Description of the task
Output solely the number of lines containing the string "диктофон".

Begin Supplied entries

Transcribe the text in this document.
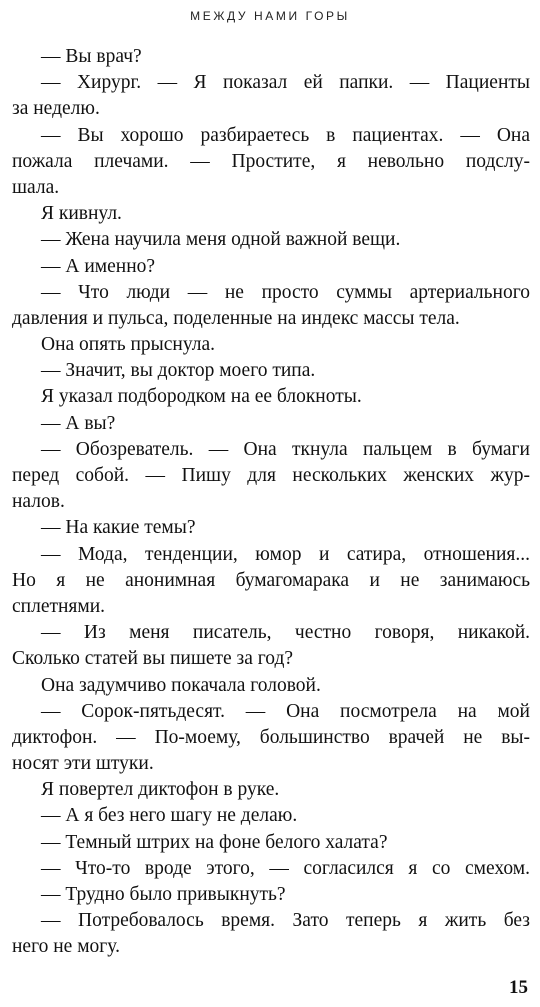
МЕЖДУ НАМИ ГОРЫ
— Вы врач?
— Хирург. — Я показал ей папки. — Пациенты
за неделю.
— Вы хорошо разбираетесь в пациентах. — Она
пожала плечами. — Простите, я невольно подслу-
шала.
Я кивнул.
— Жена научила меня одной важной вещи.
— А именно?
— Что люди — не просто суммы артериального
давления и пульса, поделенные на индекс массы тела.
Она опять прыснула.
— Значит, вы доктор моего типа.
Я указал подбородком на ее блокноты.
— А вы?
— Обозреватель. — Она ткнула пальцем в бумаги
перед собой. — Пишу для нескольких женских жур-
налов.
— На какие темы?
— Мода, тенденции, юмор и сатира, отношения...
Но я не анонимная бумагомарака и не занимаюсь
сплетнями.
— Из меня писатель, честно говоря, никакой.
Сколько статей вы пишете за год?
Она задумчиво покачала головой.
— Сорок-пятьдесят. — Она посмотрела на мой
диктофон. — По-моему, большинство врачей не вы-
носят эти штуки.
Я повертел диктофон в руке.
— А я без него шагу не делаю.
— Темный штрих на фоне белого халата?
— Что-то вроде этого, — согласился я со смехом.
— Трудно было привыкнуть?
— Потребовалось время. Зато теперь я жить без
него не могу.
15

End Supplied entries

Result below
2